* START INPUT *

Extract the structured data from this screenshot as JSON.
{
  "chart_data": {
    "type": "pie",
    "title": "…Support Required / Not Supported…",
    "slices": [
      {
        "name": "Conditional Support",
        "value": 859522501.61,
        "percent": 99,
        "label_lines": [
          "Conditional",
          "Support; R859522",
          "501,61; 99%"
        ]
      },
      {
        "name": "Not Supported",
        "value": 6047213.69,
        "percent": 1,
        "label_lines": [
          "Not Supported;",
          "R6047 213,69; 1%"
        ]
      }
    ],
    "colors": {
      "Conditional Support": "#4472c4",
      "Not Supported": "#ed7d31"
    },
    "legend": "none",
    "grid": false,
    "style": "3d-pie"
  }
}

* END INPUT *

• PROBLEM
Extract all of the material exactly as it is written.

• PROBLEM SOLUTION
Extract the structured data from this screenshot as JSON.
{
  "chart_data": {
    "type": "pie",
    "title": "…Support Required / Not Supported…",
    "slices": [
      {
        "name": "Conditional Support",
        "value": 859522501.61,
        "percent": 99,
        "label_lines": [
          "Conditional",
          "Support; R859522",
          "501,61; 99%"
        ]
      },
      {
        "name": "Not Supported",
        "value": 6047213.69,
        "percent": 1,
        "label_lines": [
          "Not Supported;",
          "R6047 213,69; 1%"
        ]
      }
    ],
    "colors": {
      "Conditional Support": "#4472c4",
      "Not Supported": "#ed7d31"
    },
    "legend": "none",
    "grid": false,
    "style": "3d-pie"
  }
}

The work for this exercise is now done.